Task brief —
Output each line exactly as it appears, skipping any embedded picture.

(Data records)
__________________________________________________

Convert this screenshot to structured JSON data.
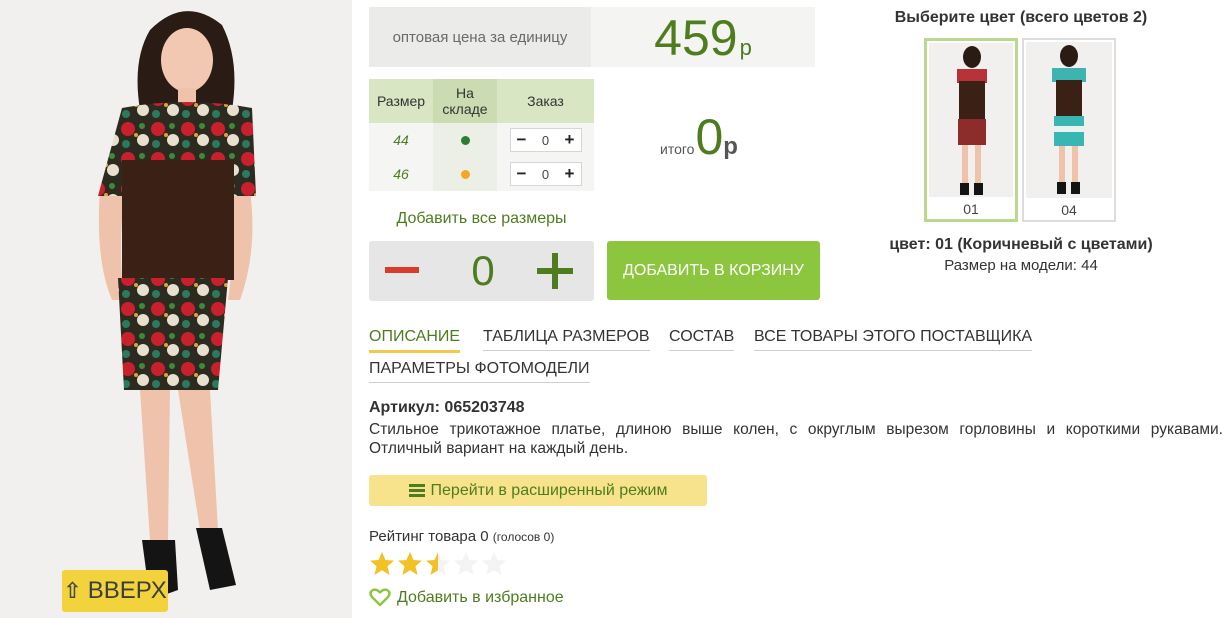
{
  "price": {
    "label": "оптовая цена за единицу",
    "value": "459",
    "currency": "р"
  },
  "sizes": {
    "headers": {
      "size": "Размер",
      "stock": "На складе",
      "order": "Заказ"
    },
    "rows": [
      {
        "size": "44",
        "stock_color": "#2e7d32",
        "qty": "0"
      },
      {
        "size": "46",
        "stock_color": "#f5a623",
        "qty": "0"
      }
    ]
  },
  "total": {
    "label": "итого",
    "value": "0",
    "currency": "р"
  },
  "add_all_sizes": "Добавить все размеры",
  "quantity": {
    "value": "0"
  },
  "cart_button": "ДОБАВИТЬ В КОРЗИНУ",
  "colors": {
    "title": "Выберите цвет (всего цветов 2)",
    "items": [
      {
        "code": "01",
        "selected": true
      },
      {
        "code": "04",
        "selected": false
      }
    ],
    "selected_name": "цвет: 01 (Коричневый с цветами)",
    "model_size": "Размер на модели: 44"
  },
  "tabs": [
    {
      "label": "ОПИСАНИЕ",
      "active": true
    },
    {
      "label": "ТАБЛИЦА РАЗМЕРОВ",
      "active": false
    },
    {
      "label": "СОСТАВ",
      "active": false
    },
    {
      "label": "ВСЕ ТОВАРЫ ЭТОГО ПОСТАВЩИКА",
      "active": false
    },
    {
      "label": "ПАРАМЕТРЫ ФОТОМОДЕЛИ",
      "active": false
    }
  ],
  "article": "Артикул: 065203748",
  "description": "Стильное трикотажное платье, длиною выше колен, с округлым вырезом горловины и короткими рукавами. Отличный вариант на каждый день.",
  "advanced_mode": "Перейти в расширенный режим",
  "rating": {
    "label": "Рейтинг товара 0",
    "votes": "(голосов 0)",
    "stars": 2.5,
    "max": 5
  },
  "favorite": "Добавить в избранное",
  "scroll_up": "ВВЕРХ",
  "colors_palette": {
    "accent_green": "#4f7c1f",
    "button_green": "#8cc63f",
    "yellow": "#f2d33c"
  }
}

__________________________________________________

Full answer —
Convert this screenshot to structured JSON data.
{
  "price": {
    "label": "оптовая цена за единицу",
    "value": "459",
    "currency": "р"
  },
  "sizes": {
    "headers": {
      "size": "Размер",
      "stock": "На складе",
      "order": "Заказ"
    },
    "rows": [
      {
        "size": "44",
        "stock_color": "#2e7d32",
        "qty": "0"
      },
      {
        "size": "46",
        "stock_color": "#f5a623",
        "qty": "0"
      }
    ]
  },
  "total": {
    "label": "итого",
    "value": "0",
    "currency": "р"
  },
  "add_all_sizes": "Добавить все размеры",
  "quantity": {
    "value": "0"
  },
  "cart_button": "ДОБАВИТЬ В КОРЗИНУ",
  "colors": {
    "title": "Выберите цвет (всего цветов 2)",
    "items": [
      {
        "code": "01",
        "selected": true
      },
      {
        "code": "04",
        "selected": false
      }
    ],
    "selected_name": "цвет: 01 (Коричневый с цветами)",
    "model_size": "Размер на модели: 44"
  },
  "tabs": [
    {
      "label": "ОПИСАНИЕ",
      "active": true
    },
    {
      "label": "ТАБЛИЦА РАЗМЕРОВ",
      "active": false
    },
    {
      "label": "СОСТАВ",
      "active": false
    },
    {
      "label": "ВСЕ ТОВАРЫ ЭТОГО ПОСТАВЩИКА",
      "active": false
    },
    {
      "label": "ПАРАМЕТРЫ ФОТОМОДЕЛИ",
      "active": false
    }
  ],
  "article": "Артикул: 065203748",
  "description": "Стильное трикотажное платье, длиною выше колен, с округлым вырезом горловины и короткими рукавами. Отличный вариант на каждый день.",
  "advanced_mode": "Перейти в расширенный режим",
  "rating": {
    "label": "Рейтинг товара 0",
    "votes": "(голосов 0)",
    "stars": 2.5,
    "max": 5
  },
  "favorite": "Добавить в избранное",
  "scroll_up": "ВВЕРХ",
  "colors_palette": {
    "accent_green": "#4f7c1f",
    "button_green": "#8cc63f",
    "yellow": "#f2d33c"
  }
}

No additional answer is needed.